__TO DO__.
Identify the lines bearing the string "document" and gather them.

----- MATERIAL SUPPLIED -----

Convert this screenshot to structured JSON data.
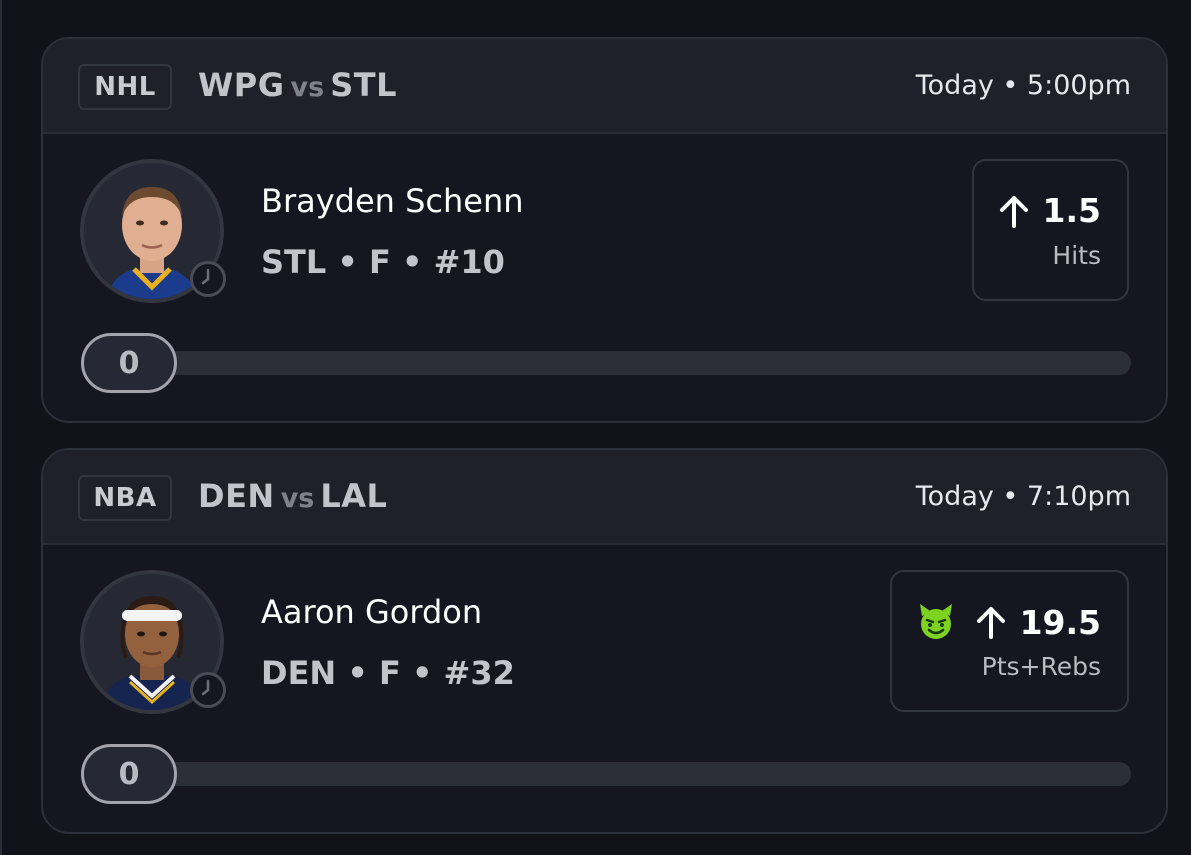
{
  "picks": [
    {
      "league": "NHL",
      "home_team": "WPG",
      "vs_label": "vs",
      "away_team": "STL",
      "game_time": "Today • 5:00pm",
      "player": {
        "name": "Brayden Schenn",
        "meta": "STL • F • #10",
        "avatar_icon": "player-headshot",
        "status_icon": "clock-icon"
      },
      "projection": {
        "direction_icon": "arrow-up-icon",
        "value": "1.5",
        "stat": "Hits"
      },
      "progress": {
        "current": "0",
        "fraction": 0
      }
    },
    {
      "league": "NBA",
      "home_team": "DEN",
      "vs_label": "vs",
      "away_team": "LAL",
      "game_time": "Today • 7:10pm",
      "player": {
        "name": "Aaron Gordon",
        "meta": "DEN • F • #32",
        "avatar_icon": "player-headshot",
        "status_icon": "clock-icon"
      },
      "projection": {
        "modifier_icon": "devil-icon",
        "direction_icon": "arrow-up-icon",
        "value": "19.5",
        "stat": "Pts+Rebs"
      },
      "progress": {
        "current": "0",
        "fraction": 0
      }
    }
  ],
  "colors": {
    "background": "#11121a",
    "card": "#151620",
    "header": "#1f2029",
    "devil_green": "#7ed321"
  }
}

-----
----- MATERIAL SUPPLIED -----

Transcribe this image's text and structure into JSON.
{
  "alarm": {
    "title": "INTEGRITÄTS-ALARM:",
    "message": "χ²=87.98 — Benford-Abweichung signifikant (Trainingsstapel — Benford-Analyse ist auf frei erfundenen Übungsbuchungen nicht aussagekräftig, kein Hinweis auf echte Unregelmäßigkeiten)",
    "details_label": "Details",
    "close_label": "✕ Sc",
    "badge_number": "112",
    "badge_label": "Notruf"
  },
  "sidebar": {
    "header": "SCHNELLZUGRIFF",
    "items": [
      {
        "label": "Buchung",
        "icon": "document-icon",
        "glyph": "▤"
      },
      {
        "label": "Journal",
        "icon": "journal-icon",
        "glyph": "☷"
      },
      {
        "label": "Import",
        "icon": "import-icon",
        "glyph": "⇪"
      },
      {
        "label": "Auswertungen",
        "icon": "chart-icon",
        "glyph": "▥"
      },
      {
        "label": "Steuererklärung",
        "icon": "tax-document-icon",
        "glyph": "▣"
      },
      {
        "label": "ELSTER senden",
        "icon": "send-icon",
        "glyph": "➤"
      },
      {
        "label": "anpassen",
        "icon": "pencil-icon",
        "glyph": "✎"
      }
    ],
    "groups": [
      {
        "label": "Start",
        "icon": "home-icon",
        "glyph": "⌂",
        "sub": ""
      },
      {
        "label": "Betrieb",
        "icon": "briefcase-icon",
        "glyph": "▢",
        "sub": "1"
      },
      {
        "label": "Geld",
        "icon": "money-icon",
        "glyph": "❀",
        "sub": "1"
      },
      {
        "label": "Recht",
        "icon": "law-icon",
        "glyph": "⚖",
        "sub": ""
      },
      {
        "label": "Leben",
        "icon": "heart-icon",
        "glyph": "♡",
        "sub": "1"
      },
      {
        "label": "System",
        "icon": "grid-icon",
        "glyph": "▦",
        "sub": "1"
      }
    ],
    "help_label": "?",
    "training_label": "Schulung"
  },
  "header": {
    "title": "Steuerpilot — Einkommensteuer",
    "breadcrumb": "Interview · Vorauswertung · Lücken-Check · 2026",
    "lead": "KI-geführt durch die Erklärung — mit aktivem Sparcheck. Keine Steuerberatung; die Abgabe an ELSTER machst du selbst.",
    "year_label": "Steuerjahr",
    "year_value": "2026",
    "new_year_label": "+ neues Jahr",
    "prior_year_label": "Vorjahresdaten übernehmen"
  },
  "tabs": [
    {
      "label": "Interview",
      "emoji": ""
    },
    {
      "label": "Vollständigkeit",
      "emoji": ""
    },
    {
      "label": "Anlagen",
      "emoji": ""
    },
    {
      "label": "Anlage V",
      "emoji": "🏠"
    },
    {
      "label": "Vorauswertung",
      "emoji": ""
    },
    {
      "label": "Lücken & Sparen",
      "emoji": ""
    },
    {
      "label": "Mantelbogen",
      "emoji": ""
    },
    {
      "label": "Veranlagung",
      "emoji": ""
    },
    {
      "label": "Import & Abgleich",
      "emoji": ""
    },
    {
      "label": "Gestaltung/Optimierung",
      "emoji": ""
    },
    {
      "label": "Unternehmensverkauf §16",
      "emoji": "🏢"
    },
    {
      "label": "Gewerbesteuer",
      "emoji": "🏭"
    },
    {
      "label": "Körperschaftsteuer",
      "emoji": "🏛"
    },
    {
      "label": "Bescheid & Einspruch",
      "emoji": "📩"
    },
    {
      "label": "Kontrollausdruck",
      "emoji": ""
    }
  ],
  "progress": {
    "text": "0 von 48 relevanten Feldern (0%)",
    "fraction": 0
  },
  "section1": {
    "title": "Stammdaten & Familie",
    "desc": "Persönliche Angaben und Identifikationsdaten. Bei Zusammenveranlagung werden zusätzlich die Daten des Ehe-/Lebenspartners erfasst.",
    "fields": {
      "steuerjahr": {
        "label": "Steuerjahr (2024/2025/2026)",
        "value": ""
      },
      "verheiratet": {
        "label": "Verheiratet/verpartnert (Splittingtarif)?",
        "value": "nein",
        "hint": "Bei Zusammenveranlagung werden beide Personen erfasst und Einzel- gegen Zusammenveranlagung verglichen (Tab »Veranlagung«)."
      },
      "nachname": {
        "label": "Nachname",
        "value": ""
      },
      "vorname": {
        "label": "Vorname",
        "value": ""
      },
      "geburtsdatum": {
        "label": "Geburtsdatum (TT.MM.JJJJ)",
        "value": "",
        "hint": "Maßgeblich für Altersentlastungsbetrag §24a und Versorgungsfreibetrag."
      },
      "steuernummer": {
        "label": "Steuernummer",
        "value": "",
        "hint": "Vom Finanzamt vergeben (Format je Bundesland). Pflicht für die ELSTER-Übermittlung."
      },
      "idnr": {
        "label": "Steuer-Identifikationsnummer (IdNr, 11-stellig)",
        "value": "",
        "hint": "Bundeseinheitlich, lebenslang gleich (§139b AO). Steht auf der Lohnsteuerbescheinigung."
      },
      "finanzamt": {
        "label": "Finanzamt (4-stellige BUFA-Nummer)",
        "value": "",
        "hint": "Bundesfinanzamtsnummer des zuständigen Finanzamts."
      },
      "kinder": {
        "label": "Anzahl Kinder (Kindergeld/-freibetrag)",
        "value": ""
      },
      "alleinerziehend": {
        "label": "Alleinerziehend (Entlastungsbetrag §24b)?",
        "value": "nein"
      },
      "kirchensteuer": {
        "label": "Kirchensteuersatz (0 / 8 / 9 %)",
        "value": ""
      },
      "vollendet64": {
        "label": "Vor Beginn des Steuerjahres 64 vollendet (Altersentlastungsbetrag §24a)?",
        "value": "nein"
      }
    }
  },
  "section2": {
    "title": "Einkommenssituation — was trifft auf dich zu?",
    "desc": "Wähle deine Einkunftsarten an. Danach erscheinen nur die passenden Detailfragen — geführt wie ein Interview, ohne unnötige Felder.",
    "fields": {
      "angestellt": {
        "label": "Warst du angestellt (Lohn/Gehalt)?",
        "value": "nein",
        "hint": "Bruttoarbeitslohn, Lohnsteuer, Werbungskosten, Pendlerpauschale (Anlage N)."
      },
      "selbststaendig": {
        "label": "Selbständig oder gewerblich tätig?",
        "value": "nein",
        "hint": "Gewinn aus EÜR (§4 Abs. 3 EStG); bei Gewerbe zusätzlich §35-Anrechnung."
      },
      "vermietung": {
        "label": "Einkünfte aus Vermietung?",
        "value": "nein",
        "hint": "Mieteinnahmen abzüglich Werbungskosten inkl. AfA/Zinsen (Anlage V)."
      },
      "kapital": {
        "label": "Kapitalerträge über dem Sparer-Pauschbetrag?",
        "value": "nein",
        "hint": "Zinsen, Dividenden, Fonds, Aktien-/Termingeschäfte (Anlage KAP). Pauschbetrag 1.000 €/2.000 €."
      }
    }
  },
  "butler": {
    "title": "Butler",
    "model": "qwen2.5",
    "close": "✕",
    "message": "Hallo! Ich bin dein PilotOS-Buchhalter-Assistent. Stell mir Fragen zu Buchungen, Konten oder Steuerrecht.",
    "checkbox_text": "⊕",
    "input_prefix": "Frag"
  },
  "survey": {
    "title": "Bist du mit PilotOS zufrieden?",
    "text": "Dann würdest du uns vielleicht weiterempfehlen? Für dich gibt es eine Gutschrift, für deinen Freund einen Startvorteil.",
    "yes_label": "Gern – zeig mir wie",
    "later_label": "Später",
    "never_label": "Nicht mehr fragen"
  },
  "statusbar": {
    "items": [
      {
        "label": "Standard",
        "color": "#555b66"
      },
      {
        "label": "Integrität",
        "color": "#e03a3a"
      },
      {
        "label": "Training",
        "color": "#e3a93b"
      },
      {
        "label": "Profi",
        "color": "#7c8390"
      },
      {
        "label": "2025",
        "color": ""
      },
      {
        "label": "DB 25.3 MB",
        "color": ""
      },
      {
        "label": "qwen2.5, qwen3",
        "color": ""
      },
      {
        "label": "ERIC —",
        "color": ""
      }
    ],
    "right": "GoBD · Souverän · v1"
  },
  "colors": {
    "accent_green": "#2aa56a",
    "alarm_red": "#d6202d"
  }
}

-----

__ANSWER TO THE PROBLEM__.
        "icon": "document-icon",
        "icon": "tax-document-icon",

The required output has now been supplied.